■ The input:
□ □ □ □

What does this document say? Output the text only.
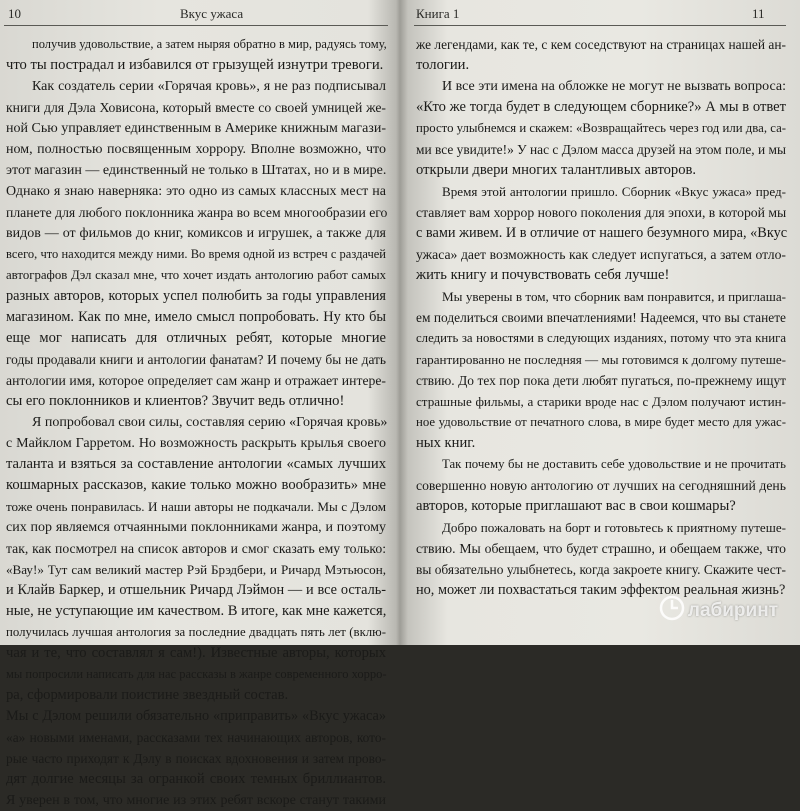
10	Вкус ужаса
получив удовольствие, а затем ныряя обратно в мир, радуясь тому,
что ты пострадал и избавился от грызущей изнутри тревоги.
Как создатель серии «Горячая кровь», я не раз подписывал
книги для Дэла Ховисона, который вместе со своей умницей же-
ной Сью управляет единственным в Америке книжным магази-
ном, полностью посвященным хоррору. Вполне возможно, что
этот магазин — единственный не только в Штатах, но и в мире.
Однако я знаю наверняка: это одно из самых классных мест на
планете для любого поклонника жанра во всем многообразии его
видов — от фильмов до книг, комиксов и игрушек, а также для
всего, что находится между ними. Во время одной из встреч с раздачей
автографов Дэл сказал мне, что хочет издать антологию работ самых
разных авторов, которых успел полюбить за годы управления
магазином. Как по мне, имело смысл попробовать. Ну кто бы
еще мог написать для отличных ребят, которые многие
годы продавали книги и антологии фанатам? И почему бы не дать
антологии имя, которое определяет сам жанр и отражает интере-
сы его поклонников и клиентов? Звучит ведь отлично!
Я попробовал свои силы, составляя серию «Горячая кровь»
с Майклом Гарретом. Но возможность раскрыть крылья своего
таланта и взяться за составление антологии «самых лучших
кошмарных рассказов, какие только можно вообразить» мне
тоже очень понравилась. И наши авторы не подкачали. Мы с Дэлом
сих пор являемся отчаянными поклонниками жанра, и поэтому
так, как посмотрел на список авторов и смог сказать ему только:
«Вау!» Тут сам великий мастер Рэй Брэдбери, и Ричард Мэтьюсон,
и Клайв Баркер, и отшельник Ричард Лэймон — и все осталь-
ные, не уступающие им качеством. В итоге, как мне кажется,
получилась лучшая антология за последние двадцать пять лет (вклю-
чая и те, что составлял я сам!). Известные авторы, которых
мы попросили написать для нас рассказы в жанре современного хорро-
ра, сформировали поистине звездный состав.
Мы с Дэлом решили обязательно «приправить» «Вкус ужаса»
«а» новыми именами, рассказами тех начинающих авторов, кото-
рые часто приходят к Дэлу в поисках вдохновения и затем прово-
дят долгие месяцы за огранкой своих темных бриллиантов.
Я уверен в том, что многие из этих ребят вскоре станут такими
Книга 1	11
же легендами, как те, с кем соседствуют на страницах нашей ан-
тологии.
И все эти имена на обложке не могут не вызвать вопроса:
«Кто же тогда будет в следующем сборнике?» А мы в ответ
просто улыбнемся и скажем: «Возвращайтесь через год или два, са-
ми все увидите!» У нас с Дэлом масса друзей на этом поле, и мы
открыли двери многих талантливых авторов.
Время этой антологии пришло. Сборник «Вкус ужаса» пред-
ставляет вам хоррор нового поколения для эпохи, в которой мы
с вами живем. И в отличие от нашего безумного мира, «Вкус
ужаса» дает возможность как следует испугаться, а затем отло-
жить книгу и почувствовать себя лучше!
Мы уверены в том, что сборник вам понравится, и приглаша-
ем поделиться своими впечатлениями! Надеемся, что вы станете
следить за новостями в следующих изданиях, потому что эта книга
гарантированно не последняя — мы готовимся к долгому путеше-
ствию. До тех пор пока дети любят пугаться, по-прежнему ищут
страшные фильмы, а старики вроде нас с Дэлом получают истин-
ное удовольствие от печатного слова, в мире будет место для ужас-
ных книг.
Так почему бы не доставить себе удовольствие и не прочитать
совершенно новую антологию от лучших на сегодняшний день
авторов, которые приглашают вас в свои кошмары?
Добро пожаловать на борт и готовьтесь к приятному путеше-
ствию. Мы обещаем, что будет страшно, и обещаем также, что
вы обязательно улыбнетесь, когда закроете книгу. Скажите чест-
но, может ли похвастаться таким эффектом реальная жизнь?
лабиринт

□ □ □ □

■ Request: Copy out every line of the listing that includes the string "авторы".

■ Completed exercise:
тоже очень понравилась. И наши авторы не подкачали. Мы с Дэлом
чая и те, что составлял я сам!). Известные авторы, которых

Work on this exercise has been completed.